Written request
In the material below, please change "interactable" to "clickable" in everything from the line containing "- nav-buy[interactable]: BUY: [783, 115, 807, 127]" down to the line containing "- hero-title: Wine: [112, 268, 169, 293]", and leave the rest of those lines unchanged. Give only those lines.

── Records shown

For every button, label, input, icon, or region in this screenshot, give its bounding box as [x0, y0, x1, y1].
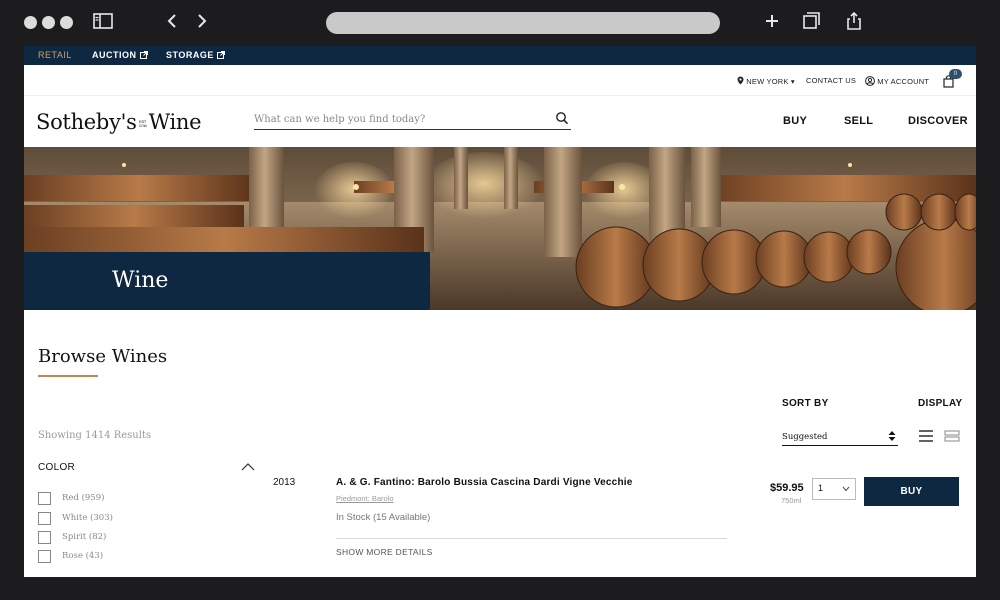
- nav-buy[interactable]: BUY: [783, 115, 807, 127]
- quantity-value: 1: [818, 483, 824, 493]
- product-vintage: 2013: [273, 477, 296, 488]
- nav-sell[interactable]: SELL: [844, 115, 873, 127]
- logo-sothebys: Sotheby's: [36, 110, 137, 134]
- filter-color-heading[interactable]: COLOR: [38, 462, 75, 473]
- stock-status: In Stock (15 Available): [336, 512, 431, 523]
- product-region-link[interactable]: Piedmont: Barolo: [336, 494, 394, 503]
- hero-title-panel: Wine: [24, 252, 430, 310]
- location-selector[interactable]: NEW YORK ▾: [737, 76, 795, 86]
- quantity-select[interactable]: 1: [812, 478, 856, 500]
- location-pin-icon: [737, 76, 744, 85]
- hero-title: Wine: [112, 268, 169, 293]
- tabs-overview-icon[interactable]: [803, 12, 821, 35]
- nav-auction-label: AUCTION: [92, 50, 137, 60]
- window-zoom-dot[interactable]: [60, 16, 73, 29]
- back-icon[interactable]: [166, 12, 178, 34]
- show-more-details-link[interactable]: SHOW MORE DETAILS: [336, 547, 433, 557]
- divider: [336, 538, 727, 539]
- nav-discover[interactable]: DISCOVER: [908, 115, 968, 127]
- chevron-down-icon: ▾: [790, 77, 795, 86]
- share-icon[interactable]: [846, 11, 862, 35]
- site-header: Sotheby's EST 1744 Wine What can we help yo…: [24, 96, 976, 147]
- sort-arrows-icon: [888, 431, 896, 441]
- checkbox[interactable]: [38, 531, 51, 544]
- logo-est: EST 1744: [138, 119, 148, 128]
- sort-by-label: SORT BY: [782, 398, 829, 409]
- web-page: RETAIL AUCTION STORAGE NEW YORK ▾ CONTAC…: [24, 46, 976, 577]
- external-link-icon: [139, 51, 148, 59]
- nav-retail[interactable]: RETAIL: [38, 50, 72, 60]
- utility-bar: NEW YORK ▾ CONTACT US MY ACCOUNT 0: [24, 65, 976, 96]
- title-underline: [38, 375, 98, 377]
- user-icon: [865, 76, 875, 86]
- window-minimize-dot[interactable]: [42, 16, 55, 29]
- product-name-link[interactable]: A. & G. Fantino: Barolo Bussia Cascina D…: [336, 477, 633, 488]
- checkbox[interactable]: [38, 550, 51, 563]
- sort-select[interactable]: Suggested: [782, 429, 898, 446]
- search-field[interactable]: What can we help you find today?: [254, 112, 571, 130]
- product-volume: 750ml: [781, 496, 802, 505]
- sothebys-wine-logo[interactable]: Sotheby's EST 1744 Wine: [36, 110, 202, 134]
- browser-toolbar: [0, 0, 1000, 46]
- product-price: $59.95: [770, 482, 804, 494]
- filter-label: White (303): [62, 513, 113, 523]
- checkbox[interactable]: [38, 512, 51, 525]
- search-icon[interactable]: [555, 111, 569, 127]
- results-count: Showing 1414 Results: [38, 430, 152, 441]
- account-label: MY ACCOUNT: [877, 77, 930, 86]
- external-link-icon: [216, 51, 225, 59]
- display-label: DISPLAY: [918, 398, 963, 409]
- forward-icon[interactable]: [196, 12, 208, 34]
- list-view-icon[interactable]: [918, 429, 934, 443]
- address-bar[interactable]: [326, 12, 720, 34]
- logo-wine: Wine: [148, 110, 202, 134]
- cart-count-badge: 0: [949, 69, 962, 79]
- sort-value: Suggested: [782, 432, 828, 442]
- filter-label: Red (959): [62, 493, 105, 503]
- nav-storage-label: STORAGE: [166, 50, 214, 60]
- chevron-up-icon[interactable]: [241, 462, 255, 472]
- filter-label: Spirit (82): [62, 532, 107, 542]
- logo-year-text: 1744: [138, 122, 147, 128]
- page-title: Browse Wines: [38, 346, 168, 367]
- top-nav-bar: RETAIL AUCTION STORAGE: [24, 46, 976, 65]
- location-label: NEW YORK: [746, 77, 789, 86]
- account-link[interactable]: MY ACCOUNT: [865, 76, 929, 86]
- new-tab-icon[interactable]: [764, 12, 780, 34]
- hero-banner: Wine: [24, 147, 976, 310]
- window-close-dot[interactable]: [24, 16, 37, 29]
- contact-link[interactable]: CONTACT US: [806, 76, 856, 85]
- cart-button[interactable]: 0: [943, 69, 962, 90]
- chevron-down-icon: [842, 486, 850, 492]
- sidebar-toggle-icon[interactable]: [93, 12, 113, 34]
- window-bottom-frame: [0, 577, 1000, 600]
- nav-storage[interactable]: STORAGE: [166, 50, 225, 60]
- search-placeholder: What can we help you find today?: [254, 114, 426, 125]
- grid-view-icon[interactable]: [944, 429, 960, 443]
- filter-label: Rose (43): [62, 551, 104, 561]
- buy-button[interactable]: BUY: [864, 477, 959, 506]
- nav-auction[interactable]: AUCTION: [92, 50, 148, 60]
- checkbox[interactable]: [38, 492, 51, 505]
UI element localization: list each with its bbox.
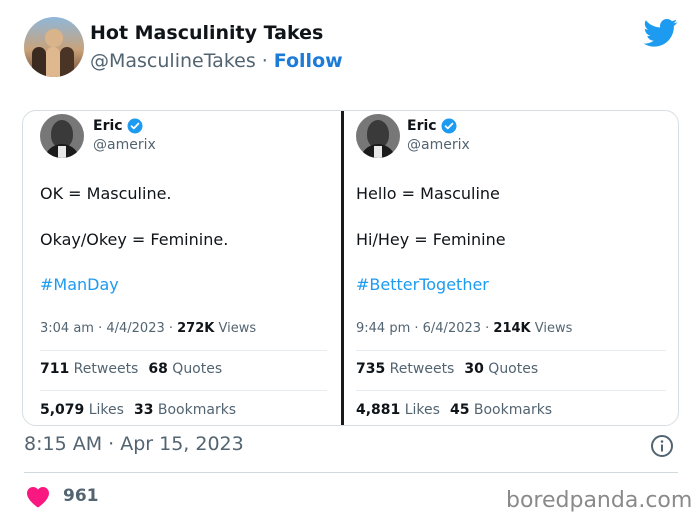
embedded-time-date: 3:04 am · 4/4/2023 ·: [40, 321, 178, 336]
embedded-meta: 9:44 pm · 6/4/2023 · 214K Views: [356, 321, 572, 336]
embedded-retweet-stats: 711 Retweets 68 Quotes: [40, 361, 222, 377]
twitter-bird-icon[interactable]: [644, 18, 678, 48]
embedded-views-count: 272K: [177, 321, 215, 336]
quotes-count: 68: [148, 361, 168, 377]
embedded-views-label: Views: [530, 321, 573, 336]
embedded-text-line: Okay/Okey = Feminine.: [40, 230, 229, 249]
divider: [40, 390, 327, 391]
separator-dot: ·: [261, 50, 268, 72]
embedded-like-stats: 4,881 Likes 45 Bookmarks: [356, 402, 552, 418]
quotes-label: Quotes: [167, 361, 223, 377]
embedded-hashtag: #ManDay: [40, 275, 119, 294]
author-handle[interactable]: @MasculineTakes: [90, 50, 256, 72]
embedded-tweet-left: Eric @amerix OK = Masculine. Okay/Okey =…: [23, 111, 341, 425]
embedded-time-date: 9:44 pm · 6/4/2023 ·: [356, 321, 494, 336]
bookmarks-label: Bookmarks: [153, 402, 237, 418]
embedded-handle: @amerix: [93, 137, 156, 153]
likes-label: Likes: [400, 402, 440, 418]
retweets-count: 735: [356, 361, 386, 377]
embedded-author-name: Eric: [407, 118, 437, 134]
likes-label: Likes: [84, 402, 124, 418]
embedded-text-line: Hi/Hey = Feminine: [356, 230, 506, 249]
likes-count: 5,079: [40, 402, 85, 418]
author-name[interactable]: Hot Masculinity Takes: [90, 22, 323, 44]
embedded-hashtag: #BetterTogether: [356, 275, 489, 294]
quotes-count: 30: [464, 361, 484, 377]
bookmarks-label: Bookmarks: [469, 402, 553, 418]
likes-count: 4,881: [356, 402, 401, 418]
retweets-label: Retweets: [385, 361, 455, 377]
embedded-views-count: 214K: [493, 321, 531, 336]
embedded-avatar: [356, 114, 400, 158]
bookmarks-count: 45: [449, 402, 470, 418]
embedded-author: Eric: [407, 118, 457, 134]
embedded-like-stats: 5,079 Likes 33 Bookmarks: [40, 402, 236, 418]
divider: [356, 350, 666, 351]
embedded-image[interactable]: Eric @amerix OK = Masculine. Okay/Okey =…: [22, 110, 679, 426]
tweet-card: Hot Masculinity Takes @MasculineTakes · Fo…: [0, 0, 700, 525]
verified-badge-icon: [127, 118, 143, 134]
embedded-author: Eric: [93, 118, 143, 134]
embedded-author-name: Eric: [93, 118, 123, 134]
bookmarks-count: 33: [133, 402, 154, 418]
divider: [40, 350, 327, 351]
embedded-meta: 3:04 am · 4/4/2023 · 272K Views: [40, 321, 256, 336]
info-icon[interactable]: [650, 434, 674, 458]
embedded-tweet-right: Eric @amerix Hello = Masculine Hi/Hey = …: [344, 111, 678, 425]
divider: [24, 472, 678, 473]
follow-button[interactable]: Follow: [274, 50, 343, 72]
author-avatar[interactable]: [24, 17, 84, 77]
quotes-label: Quotes: [483, 361, 539, 377]
like-count[interactable]: 961: [63, 486, 99, 506]
embedded-text-line: Hello = Masculine: [356, 184, 500, 203]
watermark: boredpanda.com: [506, 488, 693, 513]
verified-badge-icon: [441, 118, 457, 134]
embedded-views-label: Views: [214, 321, 257, 336]
embedded-text-line: OK = Masculine.: [40, 184, 172, 203]
tweet-timestamp[interactable]: 8:15 AM · Apr 15, 2023: [24, 433, 244, 455]
retweets-label: Retweets: [69, 361, 139, 377]
retweets-count: 711: [40, 361, 70, 377]
heart-icon[interactable]: [26, 486, 50, 508]
author-handle-row: @MasculineTakes · Follow: [90, 50, 343, 72]
embedded-handle: @amerix: [407, 137, 470, 153]
embedded-retweet-stats: 735 Retweets 30 Quotes: [356, 361, 538, 377]
divider: [356, 390, 666, 391]
embedded-avatar: [40, 114, 84, 158]
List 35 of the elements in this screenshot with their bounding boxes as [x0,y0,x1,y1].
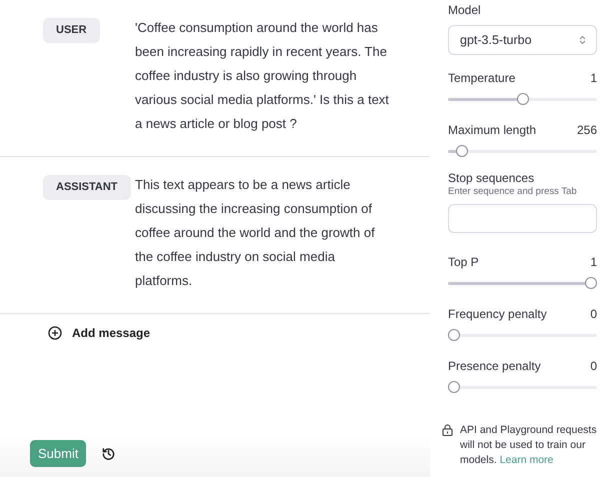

────

Solution to the problem
- nav-buy[clickable]: BUY: [783, 115, 807, 127]
- quantity-value: 1: [818, 483, 824, 493]
- product-vintage: 2013: [273, 477, 296, 488]
- nav-sell[clickable]: SELL: [844, 115, 873, 127]
- logo-sothebys: Sotheby's: [36, 110, 137, 134]
- filter-color-heading[clickable]: COLOR: [38, 462, 75, 473]
- stock-status: In Stock (15 Available): [336, 512, 431, 523]
- product-region-link[clickable]: Piedmont: Barolo: [336, 494, 394, 503]
- hero-title-panel: Wine: [24, 252, 430, 310]
- location-selector[clickable]: NEW YORK ▾: [737, 76, 795, 86]
- quantity-select[clickable]: 1: [812, 478, 856, 500]
- location-pin-icon: [737, 76, 744, 85]
- hero-title: Wine: [112, 268, 169, 293]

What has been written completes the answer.